WHAT IS NEEDED: Write out each entry again. Keep every word exactly as it is.

GIVEN RECORDS:
━━━━
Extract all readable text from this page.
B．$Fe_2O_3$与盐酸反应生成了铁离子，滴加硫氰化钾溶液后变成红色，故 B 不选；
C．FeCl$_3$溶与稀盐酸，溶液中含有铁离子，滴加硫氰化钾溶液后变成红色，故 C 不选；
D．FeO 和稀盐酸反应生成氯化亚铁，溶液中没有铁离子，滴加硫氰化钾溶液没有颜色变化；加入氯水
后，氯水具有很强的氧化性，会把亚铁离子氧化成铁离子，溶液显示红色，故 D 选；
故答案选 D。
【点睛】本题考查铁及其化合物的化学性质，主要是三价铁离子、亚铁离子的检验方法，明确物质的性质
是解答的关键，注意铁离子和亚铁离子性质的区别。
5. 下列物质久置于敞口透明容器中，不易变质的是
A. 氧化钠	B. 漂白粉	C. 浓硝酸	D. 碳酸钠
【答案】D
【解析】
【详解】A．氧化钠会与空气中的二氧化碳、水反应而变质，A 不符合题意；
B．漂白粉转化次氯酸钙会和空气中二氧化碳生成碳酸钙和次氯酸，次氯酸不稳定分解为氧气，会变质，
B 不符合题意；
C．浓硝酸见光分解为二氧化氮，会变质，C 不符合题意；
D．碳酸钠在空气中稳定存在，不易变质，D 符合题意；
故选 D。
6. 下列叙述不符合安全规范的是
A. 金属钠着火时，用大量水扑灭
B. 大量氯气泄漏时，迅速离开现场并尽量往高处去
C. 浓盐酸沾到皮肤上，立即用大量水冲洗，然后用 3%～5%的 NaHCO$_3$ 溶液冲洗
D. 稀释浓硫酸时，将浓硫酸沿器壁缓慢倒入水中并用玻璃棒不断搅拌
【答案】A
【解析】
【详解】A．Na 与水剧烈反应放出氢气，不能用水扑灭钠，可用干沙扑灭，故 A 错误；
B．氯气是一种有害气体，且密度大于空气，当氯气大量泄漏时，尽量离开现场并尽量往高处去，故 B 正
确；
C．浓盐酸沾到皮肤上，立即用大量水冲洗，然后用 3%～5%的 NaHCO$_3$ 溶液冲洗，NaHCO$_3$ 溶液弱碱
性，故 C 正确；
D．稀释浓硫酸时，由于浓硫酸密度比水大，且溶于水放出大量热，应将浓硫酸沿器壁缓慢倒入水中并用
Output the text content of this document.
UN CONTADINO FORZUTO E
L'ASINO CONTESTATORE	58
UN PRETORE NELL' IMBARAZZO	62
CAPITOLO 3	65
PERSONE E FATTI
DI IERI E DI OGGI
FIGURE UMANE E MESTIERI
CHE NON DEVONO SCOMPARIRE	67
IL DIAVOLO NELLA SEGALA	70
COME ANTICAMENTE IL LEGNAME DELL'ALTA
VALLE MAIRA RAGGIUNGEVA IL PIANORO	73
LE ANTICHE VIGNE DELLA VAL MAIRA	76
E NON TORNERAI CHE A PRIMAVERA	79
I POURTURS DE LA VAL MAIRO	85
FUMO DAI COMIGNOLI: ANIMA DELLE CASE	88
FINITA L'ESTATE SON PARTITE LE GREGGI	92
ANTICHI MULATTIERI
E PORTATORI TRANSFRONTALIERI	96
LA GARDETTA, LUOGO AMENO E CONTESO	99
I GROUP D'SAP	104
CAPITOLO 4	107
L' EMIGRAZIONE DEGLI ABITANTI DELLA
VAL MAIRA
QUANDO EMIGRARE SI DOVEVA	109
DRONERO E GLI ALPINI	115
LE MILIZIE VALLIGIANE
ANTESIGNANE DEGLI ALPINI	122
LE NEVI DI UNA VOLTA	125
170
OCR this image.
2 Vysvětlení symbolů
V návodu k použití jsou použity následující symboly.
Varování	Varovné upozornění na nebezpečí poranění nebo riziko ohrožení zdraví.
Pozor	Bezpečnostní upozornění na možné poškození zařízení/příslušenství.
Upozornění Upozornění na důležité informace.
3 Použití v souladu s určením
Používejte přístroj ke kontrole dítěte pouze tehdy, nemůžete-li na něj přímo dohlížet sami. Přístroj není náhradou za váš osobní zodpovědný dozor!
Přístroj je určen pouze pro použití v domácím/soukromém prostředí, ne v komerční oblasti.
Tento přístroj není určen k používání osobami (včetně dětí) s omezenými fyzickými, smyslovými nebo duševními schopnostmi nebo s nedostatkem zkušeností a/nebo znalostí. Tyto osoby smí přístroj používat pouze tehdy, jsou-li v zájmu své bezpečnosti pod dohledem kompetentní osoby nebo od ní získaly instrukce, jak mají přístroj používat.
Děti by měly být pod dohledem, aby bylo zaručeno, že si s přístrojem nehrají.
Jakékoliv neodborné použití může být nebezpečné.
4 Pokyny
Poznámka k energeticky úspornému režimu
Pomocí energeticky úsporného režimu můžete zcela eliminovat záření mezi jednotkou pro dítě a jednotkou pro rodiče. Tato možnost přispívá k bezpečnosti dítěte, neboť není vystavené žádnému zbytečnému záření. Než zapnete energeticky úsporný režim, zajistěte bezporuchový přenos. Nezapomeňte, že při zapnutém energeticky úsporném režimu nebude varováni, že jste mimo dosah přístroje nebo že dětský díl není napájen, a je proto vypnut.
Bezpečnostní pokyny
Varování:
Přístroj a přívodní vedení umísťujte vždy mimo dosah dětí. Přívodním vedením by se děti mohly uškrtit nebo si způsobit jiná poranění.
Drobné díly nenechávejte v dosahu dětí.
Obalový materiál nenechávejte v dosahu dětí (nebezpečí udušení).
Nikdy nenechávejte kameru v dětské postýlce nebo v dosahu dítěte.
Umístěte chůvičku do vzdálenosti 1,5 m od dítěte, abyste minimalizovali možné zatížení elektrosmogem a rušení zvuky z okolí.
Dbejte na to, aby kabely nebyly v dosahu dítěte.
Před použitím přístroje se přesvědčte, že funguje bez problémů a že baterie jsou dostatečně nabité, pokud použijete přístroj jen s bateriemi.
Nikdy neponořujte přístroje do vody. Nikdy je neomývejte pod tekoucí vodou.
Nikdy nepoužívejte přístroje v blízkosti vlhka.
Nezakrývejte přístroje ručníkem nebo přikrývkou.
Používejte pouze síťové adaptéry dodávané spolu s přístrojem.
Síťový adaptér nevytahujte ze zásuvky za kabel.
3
━━━━
TASK RESULT:
Extract all readable text from this page.
B．$Fe_2O_3$与盐酸反应生成了铁离子，滴加硫氰化钾溶液后变成红色，故 B 不选；
C．FeCl$_3$溶与稀盐酸，溶液中含有铁离子，滴加硫氰化钾溶液后变成红色，故 C 不选；
D．FeO 和稀盐酸反应生成氯化亚铁，溶液中没有铁离子，滴加硫氰化钾溶液没有颜色变化；加入氯水
后，氯水具有很强的氧化性，会把亚铁离子氧化成铁离子，溶液显示红色，故 D 选；
故答案选 D。
【点睛】本题考查铁及其化合物的化学性质，主要是三价铁离子、亚铁离子的检验方法，明确物质的性质
是解答的关键，注意铁离子和亚铁离子性质的区别。
5. 下列物质久置于敞口透明容器中，不易变质的是
A. 氧化钠	B. 漂白粉	C. 浓硝酸	D. 碳酸钠
【答案】D
【解析】
【详解】A．氧化钠会与空气中的二氧化碳、水反应而变质，A 不符合题意；
B．漂白粉转化次氯酸钙会和空气中二氧化碳生成碳酸钙和次氯酸，次氯酸不稳定分解为氧气，会变质，
B 不符合题意；
C．浓硝酸见光分解为二氧化氮，会变质，C 不符合题意；
D．碳酸钠在空气中稳定存在，不易变质，D 符合题意；
故选 D。
6. 下列叙述不符合安全规范的是
A. 金属钠着火时，用大量水扑灭
B. 大量氯气泄漏时，迅速离开现场并尽量往高处去
C. 浓盐酸沾到皮肤上，立即用大量水冲洗，然后用 3%～5%的 NaHCO$_3$ 溶液冲洗
D. 稀释浓硫酸时，将浓硫酸沿器壁缓慢倒入水中并用玻璃棒不断搅拌
【答案】A
【解析】
【详解】A．Na 与水剧烈反应放出氢气，不能用水扑灭钠，可用干沙扑灭，故 A 错误；
B．氯气是一种有害气体，且密度大于空气，当氯气大量泄漏时，尽量离开现场并尽量往高处去，故 B 正
确；
C．浓盐酸沾到皮肤上，立即用大量水冲洗，然后用 3%～5%的 NaHCO$_3$ 溶液冲洗，NaHCO$_3$ 溶液弱碱
性，故 C 正确；
D．稀释浓硫酸时，由于浓硫酸密度比水大，且溶于水放出大量热，应将浓硫酸沿器壁缓慢倒入水中并用
Output the text content of this document.
UN CONTADINO FORZUTO E
L'ASINO CONTESTATORE	58
UN PRETORE NELL' IMBARAZZO	62
CAPITOLO 3	65
PERSONE E FATTI
DI IERI E DI OGGI
FIGURE UMANE E MESTIERI
CHE NON DEVONO SCOMPARIRE	67
IL DIAVOLO NELLA SEGALA	70
COME ANTICAMENTE IL LEGNAME DELL'ALTA
VALLE MAIRA RAGGIUNGEVA IL PIANORO	73
LE ANTICHE VIGNE DELLA VAL MAIRA	76
E NON TORNERAI CHE A PRIMAVERA	79
I POURTURS DE LA VAL MAIRO	85
FUMO DAI COMIGNOLI: ANIMA DELLE CASE	88
FINITA L'ESTATE SON PARTITE LE GREGGI	92
ANTICHI MULATTIERI
E PORTATORI TRANSFRONTALIERI	96
LA GARDETTA, LUOGO AMENO E CONTESO	99
I GROUP D'SAP	104
CAPITOLO 4	107
L' EMIGRAZIONE DEGLI ABITANTI DELLA
VAL MAIRA
QUANDO EMIGRARE SI DOVEVA	109
DRONERO E GLI ALPINI	115
LE MILIZIE VALLIGIANE
ANTESIGNANE DEGLI ALPINI	122
LE NEVI DI UNA VOLTA	125
170
OCR this image.
2 Vysvětlení symbolů
V návodu k použití jsou použity následující symboly.
Varování	Varovné upozornění na nebezpečí poranění nebo riziko ohrožení zdraví.
Pozor	Bezpečnostní upozornění na možné poškození zařízení/příslušenství.
Upozornění Upozornění na důležité informace.
3 Použití v souladu s určením
Používejte přístroj ke kontrole dítěte pouze tehdy, nemůžete-li na něj přímo dohlížet sami. Přístroj není náhradou za váš osobní zodpovědný dozor!
Přístroj je určen pouze pro použití v domácím/soukromém prostředí, ne v komerční oblasti.
Tento přístroj není určen k používání osobami (včetně dětí) s omezenými fyzickými, smyslovými nebo duševními schopnostmi nebo s nedostatkem zkušeností a/nebo znalostí. Tyto osoby smí přístroj používat pouze tehdy, jsou-li v zájmu své bezpečnosti pod dohledem kompetentní osoby nebo od ní získaly instrukce, jak mají přístroj používat.
Děti by měly být pod dohledem, aby bylo zaručeno, že si s přístrojem nehrají.
Jakékoliv neodborné použití může být nebezpečné.
4 Pokyny
Poznámka k energeticky úspornému režimu
Pomocí energeticky úsporného režimu můžete zcela eliminovat záření mezi jednotkou pro dítě a jednotkou pro rodiče. Tato možnost přispívá k bezpečnosti dítěte, neboť není vystavené žádnému zbytečnému záření. Než zapnete energeticky úsporný režim, zajistěte bezporuchový přenos. Nezapomeňte, že při zapnutém energeticky úsporném režimu nebude varováni, že jste mimo dosah přístroje nebo že dětský díl není napájen, a je proto vypnut.
Bezpečnostní pokyny
Varování:
Přístroj a přívodní vedení umísťujte vždy mimo dosah dětí. Přívodním vedením by se děti mohly uškrtit nebo si způsobit jiná poranění.
Drobné díly nenechávejte v dosahu dětí.
Obalový materiál nenechávejte v dosahu dětí (nebezpečí udušení).
Nikdy nenechávejte kameru v dětské postýlce nebo v dosahu dítěte.
Umístěte chůvičku do vzdálenosti 1,5 m od dítěte, abyste minimalizovali možné zatížení elektrosmogem a rušení zvuky z okolí.
Dbejte na to, aby kabely nebyly v dosahu dítěte.
Před použitím přístroje se přesvědčte, že funguje bez problémů a že baterie jsou dostatečně nabité, pokud použijete přístroj jen s bateriemi.
Nikdy neponořujte přístroje do vody. Nikdy je neomývejte pod tekoucí vodou.
Nikdy nepoužívejte přístroje v blízkosti vlhka.
Nezakrývejte přístroje ručníkem nebo přikrývkou.
Používejte pouze síťové adaptéry dodávané spolu s přístrojem.
Síťový adaptér nevytahujte ze zásuvky za kabel.
3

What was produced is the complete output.